▶ Written request
Check each line of the material. Copy those containing "kann".

▶ Stored records
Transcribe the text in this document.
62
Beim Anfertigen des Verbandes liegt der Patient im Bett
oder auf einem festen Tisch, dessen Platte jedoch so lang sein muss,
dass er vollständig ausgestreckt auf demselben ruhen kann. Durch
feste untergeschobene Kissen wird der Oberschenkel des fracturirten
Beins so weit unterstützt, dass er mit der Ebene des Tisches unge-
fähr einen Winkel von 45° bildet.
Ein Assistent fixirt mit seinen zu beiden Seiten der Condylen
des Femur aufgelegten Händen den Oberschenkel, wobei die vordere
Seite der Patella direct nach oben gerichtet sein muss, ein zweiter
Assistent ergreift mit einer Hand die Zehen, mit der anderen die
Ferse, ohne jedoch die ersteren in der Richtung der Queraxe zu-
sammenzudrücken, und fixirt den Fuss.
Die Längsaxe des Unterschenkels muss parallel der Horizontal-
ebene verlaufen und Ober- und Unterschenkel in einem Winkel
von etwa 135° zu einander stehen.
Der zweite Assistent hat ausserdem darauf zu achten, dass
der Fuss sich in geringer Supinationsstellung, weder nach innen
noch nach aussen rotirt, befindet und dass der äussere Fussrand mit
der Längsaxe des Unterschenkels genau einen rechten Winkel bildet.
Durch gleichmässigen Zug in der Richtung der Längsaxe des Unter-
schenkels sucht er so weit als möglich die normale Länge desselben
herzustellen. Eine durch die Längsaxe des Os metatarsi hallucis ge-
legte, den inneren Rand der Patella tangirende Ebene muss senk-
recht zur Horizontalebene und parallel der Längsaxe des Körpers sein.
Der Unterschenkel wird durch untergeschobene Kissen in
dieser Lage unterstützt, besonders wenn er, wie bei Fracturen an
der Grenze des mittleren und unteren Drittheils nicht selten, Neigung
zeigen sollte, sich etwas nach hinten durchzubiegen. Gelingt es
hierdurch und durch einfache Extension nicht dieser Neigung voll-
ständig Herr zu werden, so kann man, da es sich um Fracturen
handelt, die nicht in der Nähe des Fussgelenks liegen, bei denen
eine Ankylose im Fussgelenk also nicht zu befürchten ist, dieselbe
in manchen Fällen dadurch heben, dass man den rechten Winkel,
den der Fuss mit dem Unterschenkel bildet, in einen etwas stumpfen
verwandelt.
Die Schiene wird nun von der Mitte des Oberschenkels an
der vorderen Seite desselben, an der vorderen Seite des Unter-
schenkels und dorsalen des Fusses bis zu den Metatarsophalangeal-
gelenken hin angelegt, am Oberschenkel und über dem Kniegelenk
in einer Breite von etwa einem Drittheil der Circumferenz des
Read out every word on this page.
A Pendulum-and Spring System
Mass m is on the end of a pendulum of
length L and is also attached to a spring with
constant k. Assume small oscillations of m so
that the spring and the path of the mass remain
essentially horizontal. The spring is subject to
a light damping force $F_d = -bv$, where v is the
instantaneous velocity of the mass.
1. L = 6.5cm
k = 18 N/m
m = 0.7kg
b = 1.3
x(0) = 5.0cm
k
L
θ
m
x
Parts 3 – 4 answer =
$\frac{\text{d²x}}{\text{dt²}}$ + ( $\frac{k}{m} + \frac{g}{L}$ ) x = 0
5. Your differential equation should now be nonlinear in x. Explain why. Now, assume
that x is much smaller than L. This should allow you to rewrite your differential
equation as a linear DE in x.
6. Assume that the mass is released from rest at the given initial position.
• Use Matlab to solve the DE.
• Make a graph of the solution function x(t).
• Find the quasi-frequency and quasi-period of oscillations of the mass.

▶ In response
dass er vollständig ausgestreckt auf demselben ruhen kann. Durch
ständig Herr zu werden, so kann man, da es sich um Fracturen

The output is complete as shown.